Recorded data
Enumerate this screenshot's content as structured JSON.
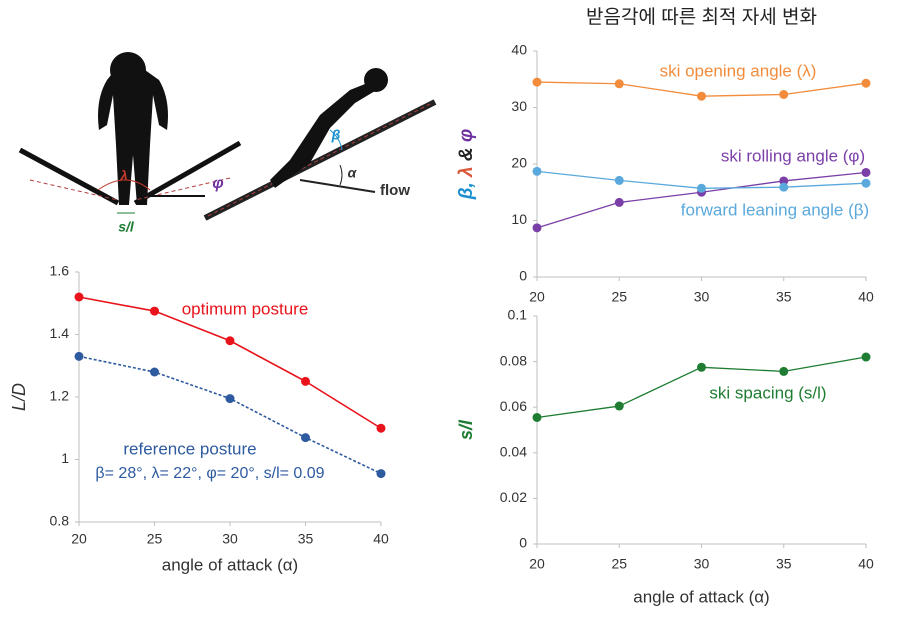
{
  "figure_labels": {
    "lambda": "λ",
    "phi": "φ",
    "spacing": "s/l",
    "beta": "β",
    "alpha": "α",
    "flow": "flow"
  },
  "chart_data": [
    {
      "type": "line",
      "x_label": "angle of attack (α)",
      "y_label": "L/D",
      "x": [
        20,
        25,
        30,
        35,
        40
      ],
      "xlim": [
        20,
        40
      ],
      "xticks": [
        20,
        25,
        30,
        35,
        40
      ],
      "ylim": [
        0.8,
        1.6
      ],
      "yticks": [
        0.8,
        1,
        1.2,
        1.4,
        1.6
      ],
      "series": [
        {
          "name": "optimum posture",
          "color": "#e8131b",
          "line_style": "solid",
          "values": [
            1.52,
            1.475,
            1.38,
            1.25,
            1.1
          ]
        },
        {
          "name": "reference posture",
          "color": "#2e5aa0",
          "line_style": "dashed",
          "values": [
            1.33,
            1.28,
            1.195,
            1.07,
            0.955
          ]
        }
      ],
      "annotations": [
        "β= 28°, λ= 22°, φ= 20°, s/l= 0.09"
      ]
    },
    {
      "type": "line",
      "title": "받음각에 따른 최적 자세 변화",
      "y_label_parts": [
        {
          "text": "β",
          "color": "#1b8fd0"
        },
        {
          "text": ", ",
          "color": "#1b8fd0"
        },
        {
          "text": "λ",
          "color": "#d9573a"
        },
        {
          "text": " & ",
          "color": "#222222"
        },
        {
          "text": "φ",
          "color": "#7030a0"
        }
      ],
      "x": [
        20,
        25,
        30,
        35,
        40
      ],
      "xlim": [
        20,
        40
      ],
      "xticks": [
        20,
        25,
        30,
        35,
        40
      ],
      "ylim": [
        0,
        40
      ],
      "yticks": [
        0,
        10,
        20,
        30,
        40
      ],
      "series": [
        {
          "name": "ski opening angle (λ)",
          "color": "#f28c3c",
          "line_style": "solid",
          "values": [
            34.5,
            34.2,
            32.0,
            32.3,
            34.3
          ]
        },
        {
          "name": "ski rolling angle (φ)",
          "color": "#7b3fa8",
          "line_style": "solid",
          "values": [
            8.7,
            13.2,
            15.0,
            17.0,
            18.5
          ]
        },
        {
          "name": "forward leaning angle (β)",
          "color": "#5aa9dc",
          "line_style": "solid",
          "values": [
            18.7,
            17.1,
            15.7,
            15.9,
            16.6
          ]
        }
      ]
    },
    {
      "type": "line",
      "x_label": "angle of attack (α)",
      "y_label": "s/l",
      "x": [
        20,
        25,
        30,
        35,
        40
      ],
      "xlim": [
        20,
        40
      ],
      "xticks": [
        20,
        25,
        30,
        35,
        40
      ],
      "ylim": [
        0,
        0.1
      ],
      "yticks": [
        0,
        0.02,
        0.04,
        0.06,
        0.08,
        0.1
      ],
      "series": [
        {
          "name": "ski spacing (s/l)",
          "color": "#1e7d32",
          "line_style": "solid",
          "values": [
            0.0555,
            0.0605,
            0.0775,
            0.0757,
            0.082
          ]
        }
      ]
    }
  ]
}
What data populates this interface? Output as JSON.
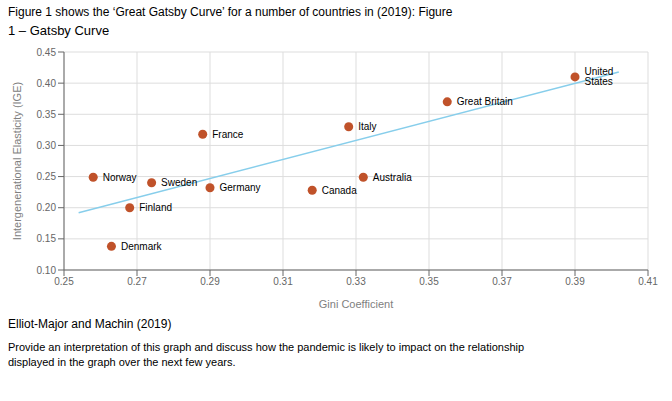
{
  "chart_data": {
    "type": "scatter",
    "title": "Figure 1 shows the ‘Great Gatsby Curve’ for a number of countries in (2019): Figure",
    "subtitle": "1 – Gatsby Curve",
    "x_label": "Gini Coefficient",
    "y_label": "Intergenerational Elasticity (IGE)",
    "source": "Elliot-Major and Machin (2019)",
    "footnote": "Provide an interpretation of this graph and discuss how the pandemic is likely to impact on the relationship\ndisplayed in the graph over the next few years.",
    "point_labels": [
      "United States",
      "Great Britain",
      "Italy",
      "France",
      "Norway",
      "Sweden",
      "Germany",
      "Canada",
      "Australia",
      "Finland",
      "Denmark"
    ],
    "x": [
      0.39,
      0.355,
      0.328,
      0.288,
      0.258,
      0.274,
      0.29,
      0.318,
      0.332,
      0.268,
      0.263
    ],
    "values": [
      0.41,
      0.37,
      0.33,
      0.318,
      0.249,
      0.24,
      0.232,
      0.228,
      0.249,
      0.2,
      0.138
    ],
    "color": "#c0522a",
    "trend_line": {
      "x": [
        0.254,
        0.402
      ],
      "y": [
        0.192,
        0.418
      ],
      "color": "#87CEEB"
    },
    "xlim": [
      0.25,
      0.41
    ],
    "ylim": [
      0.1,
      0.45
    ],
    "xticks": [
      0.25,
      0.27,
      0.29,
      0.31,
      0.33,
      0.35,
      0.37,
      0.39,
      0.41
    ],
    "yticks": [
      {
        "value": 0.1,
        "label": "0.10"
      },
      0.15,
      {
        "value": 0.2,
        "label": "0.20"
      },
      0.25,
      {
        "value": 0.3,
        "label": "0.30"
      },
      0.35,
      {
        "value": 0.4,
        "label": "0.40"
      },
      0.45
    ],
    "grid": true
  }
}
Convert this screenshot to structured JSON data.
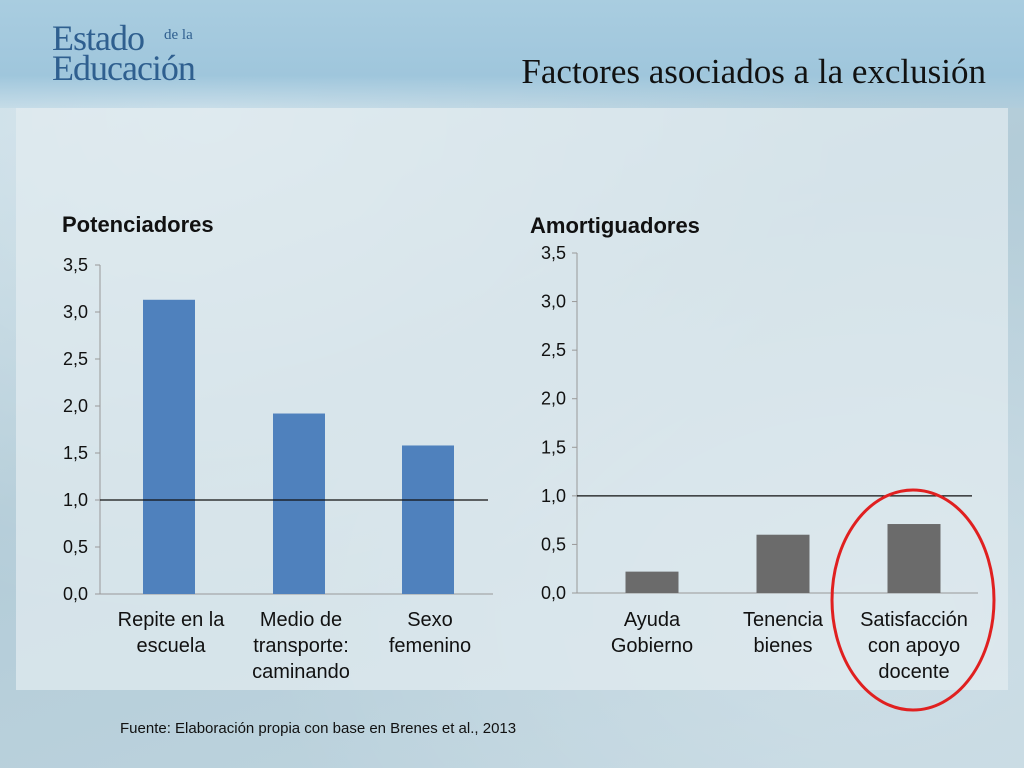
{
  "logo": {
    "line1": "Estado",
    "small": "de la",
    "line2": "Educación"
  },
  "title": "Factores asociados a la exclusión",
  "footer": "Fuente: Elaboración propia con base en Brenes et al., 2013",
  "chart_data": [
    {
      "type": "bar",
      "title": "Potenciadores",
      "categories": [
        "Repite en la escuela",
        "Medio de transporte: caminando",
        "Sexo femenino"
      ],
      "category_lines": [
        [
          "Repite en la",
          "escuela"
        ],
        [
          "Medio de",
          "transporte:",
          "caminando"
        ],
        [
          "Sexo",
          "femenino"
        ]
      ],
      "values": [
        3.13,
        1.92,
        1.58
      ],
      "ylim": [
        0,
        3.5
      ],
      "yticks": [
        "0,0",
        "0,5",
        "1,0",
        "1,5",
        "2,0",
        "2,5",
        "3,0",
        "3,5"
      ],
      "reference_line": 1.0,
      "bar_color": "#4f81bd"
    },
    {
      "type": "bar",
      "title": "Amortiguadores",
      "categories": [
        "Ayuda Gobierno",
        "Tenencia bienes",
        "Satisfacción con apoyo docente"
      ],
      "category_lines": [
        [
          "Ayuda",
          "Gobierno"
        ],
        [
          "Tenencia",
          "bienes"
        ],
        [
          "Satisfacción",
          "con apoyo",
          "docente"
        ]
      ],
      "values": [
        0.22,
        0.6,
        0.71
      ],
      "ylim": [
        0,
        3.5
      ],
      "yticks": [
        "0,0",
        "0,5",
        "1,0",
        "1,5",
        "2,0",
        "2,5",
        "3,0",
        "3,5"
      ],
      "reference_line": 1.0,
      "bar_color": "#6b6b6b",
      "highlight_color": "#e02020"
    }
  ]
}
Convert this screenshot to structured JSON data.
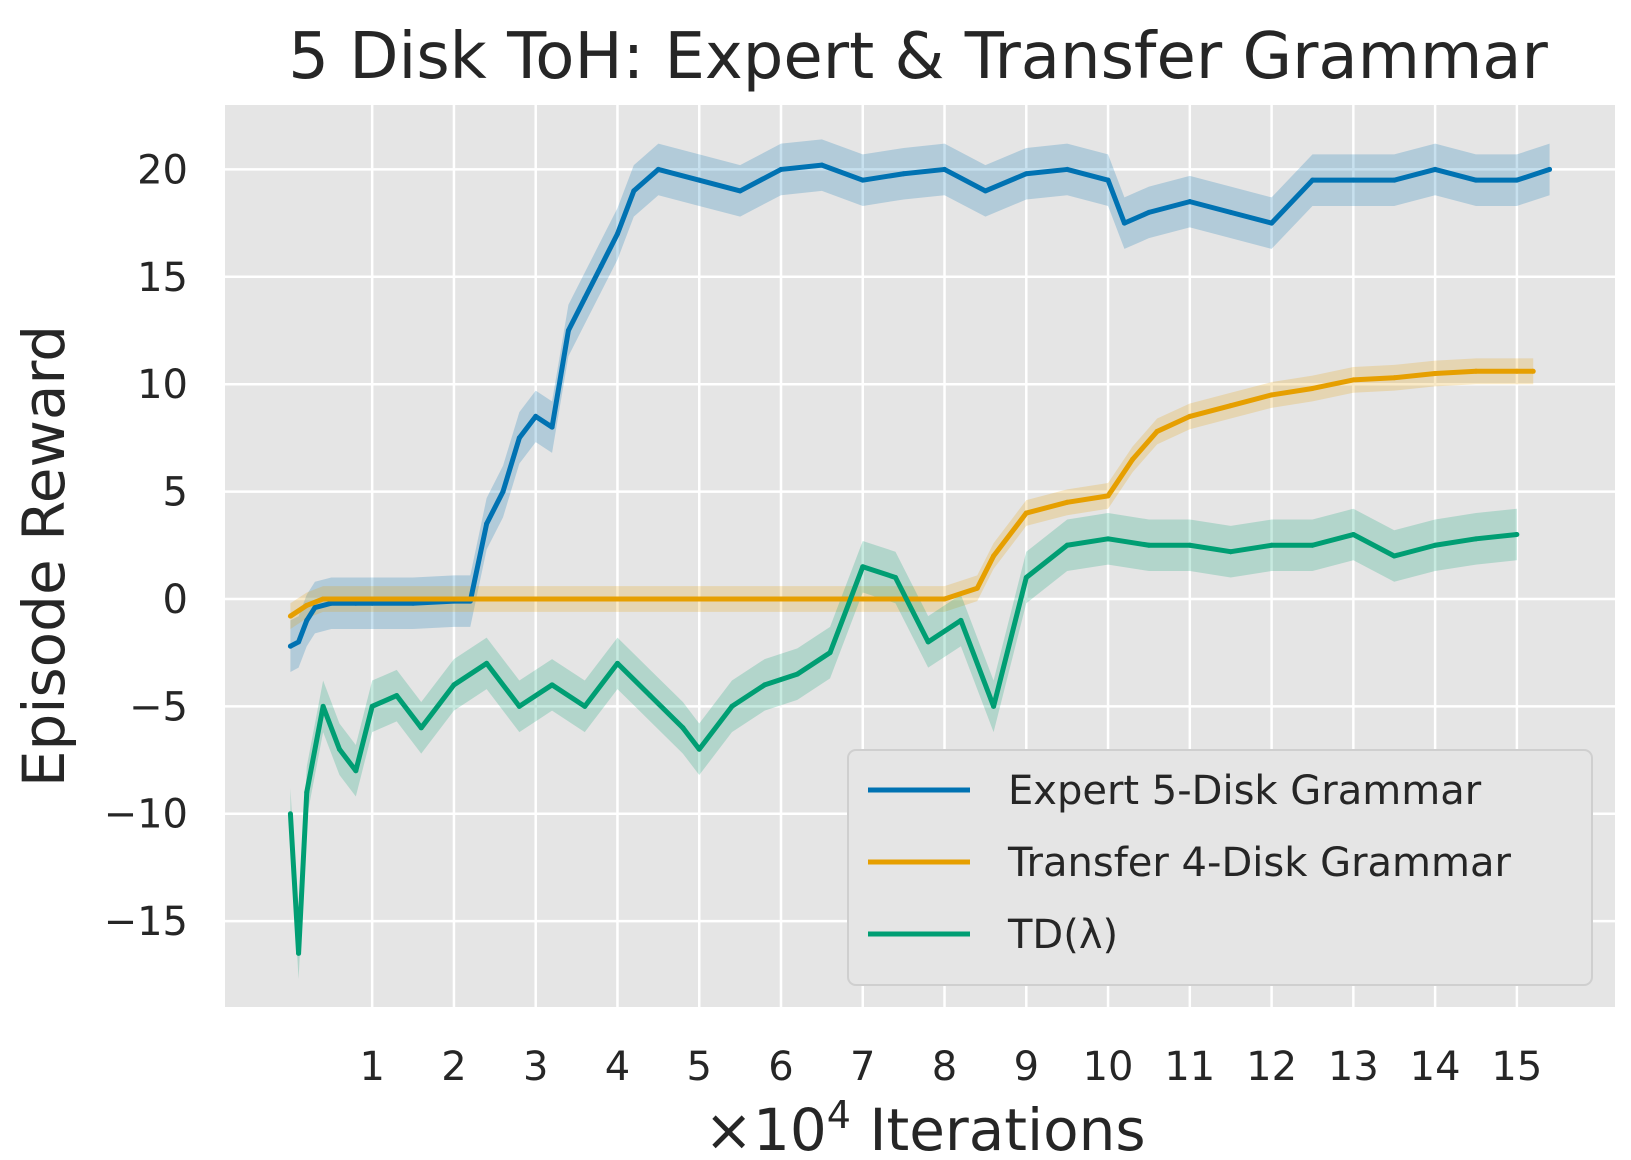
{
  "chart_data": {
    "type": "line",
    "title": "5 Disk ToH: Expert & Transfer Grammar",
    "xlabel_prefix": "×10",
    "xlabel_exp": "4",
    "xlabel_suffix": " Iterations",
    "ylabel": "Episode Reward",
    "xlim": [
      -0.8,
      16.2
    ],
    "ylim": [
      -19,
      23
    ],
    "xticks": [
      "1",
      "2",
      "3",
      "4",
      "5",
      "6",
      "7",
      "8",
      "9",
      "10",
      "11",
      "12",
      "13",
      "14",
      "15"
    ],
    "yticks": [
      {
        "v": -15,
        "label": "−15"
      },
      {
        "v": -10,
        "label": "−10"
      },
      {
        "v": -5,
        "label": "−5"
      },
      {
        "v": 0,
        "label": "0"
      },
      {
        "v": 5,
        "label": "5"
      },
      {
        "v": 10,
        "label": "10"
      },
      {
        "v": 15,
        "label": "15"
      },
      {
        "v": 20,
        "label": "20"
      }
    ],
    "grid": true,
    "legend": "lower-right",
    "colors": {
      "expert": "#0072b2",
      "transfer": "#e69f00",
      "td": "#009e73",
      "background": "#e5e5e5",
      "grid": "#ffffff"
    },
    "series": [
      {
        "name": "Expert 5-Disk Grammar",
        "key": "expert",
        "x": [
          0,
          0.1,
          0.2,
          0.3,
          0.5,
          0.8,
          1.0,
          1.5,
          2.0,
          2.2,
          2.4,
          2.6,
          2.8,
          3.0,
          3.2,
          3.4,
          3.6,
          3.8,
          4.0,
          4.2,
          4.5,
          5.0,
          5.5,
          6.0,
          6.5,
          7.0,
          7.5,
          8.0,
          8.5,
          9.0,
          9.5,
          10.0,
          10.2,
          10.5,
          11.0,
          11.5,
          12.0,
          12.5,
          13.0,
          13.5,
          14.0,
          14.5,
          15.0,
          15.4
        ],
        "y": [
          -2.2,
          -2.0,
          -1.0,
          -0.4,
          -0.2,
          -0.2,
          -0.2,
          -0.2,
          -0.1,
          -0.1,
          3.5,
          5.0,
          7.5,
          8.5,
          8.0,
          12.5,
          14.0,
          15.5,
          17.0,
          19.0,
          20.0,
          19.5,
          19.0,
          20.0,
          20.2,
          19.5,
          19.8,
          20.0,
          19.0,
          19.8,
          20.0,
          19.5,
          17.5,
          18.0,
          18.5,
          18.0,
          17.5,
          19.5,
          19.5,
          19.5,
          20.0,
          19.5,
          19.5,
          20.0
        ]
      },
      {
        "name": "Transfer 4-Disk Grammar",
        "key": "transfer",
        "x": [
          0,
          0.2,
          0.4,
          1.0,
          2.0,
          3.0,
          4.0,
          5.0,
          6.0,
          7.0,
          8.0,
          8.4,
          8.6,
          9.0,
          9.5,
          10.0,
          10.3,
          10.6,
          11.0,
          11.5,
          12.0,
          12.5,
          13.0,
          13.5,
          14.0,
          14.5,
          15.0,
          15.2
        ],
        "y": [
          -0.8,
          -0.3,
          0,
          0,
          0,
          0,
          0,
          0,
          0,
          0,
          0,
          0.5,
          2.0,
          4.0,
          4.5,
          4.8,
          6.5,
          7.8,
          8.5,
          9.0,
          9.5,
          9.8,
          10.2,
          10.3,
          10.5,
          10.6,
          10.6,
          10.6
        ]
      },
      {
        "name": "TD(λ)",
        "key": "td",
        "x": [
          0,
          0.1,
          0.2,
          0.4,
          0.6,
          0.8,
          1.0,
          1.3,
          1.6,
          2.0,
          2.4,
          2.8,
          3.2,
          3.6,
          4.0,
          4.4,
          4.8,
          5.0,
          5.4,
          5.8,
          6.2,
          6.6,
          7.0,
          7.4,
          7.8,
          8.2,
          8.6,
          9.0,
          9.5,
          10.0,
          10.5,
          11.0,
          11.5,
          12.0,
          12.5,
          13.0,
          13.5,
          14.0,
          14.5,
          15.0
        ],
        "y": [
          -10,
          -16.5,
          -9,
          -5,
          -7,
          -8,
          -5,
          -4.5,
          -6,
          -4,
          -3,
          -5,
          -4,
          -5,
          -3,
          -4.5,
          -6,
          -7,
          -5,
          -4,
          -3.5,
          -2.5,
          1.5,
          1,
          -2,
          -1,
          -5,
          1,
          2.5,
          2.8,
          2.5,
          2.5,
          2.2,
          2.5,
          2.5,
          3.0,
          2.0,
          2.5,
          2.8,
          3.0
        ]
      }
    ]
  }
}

■ WRITTEN EXERCISE: Locate each line containing the string "Grammar" and show it.

■ WORKED SOLUTION:
    "title": "5 Disk ToH: Expert & Transfer Grammar",
        "name": "Expert 5-Disk Grammar",
        "name": "Transfer 4-Disk Grammar",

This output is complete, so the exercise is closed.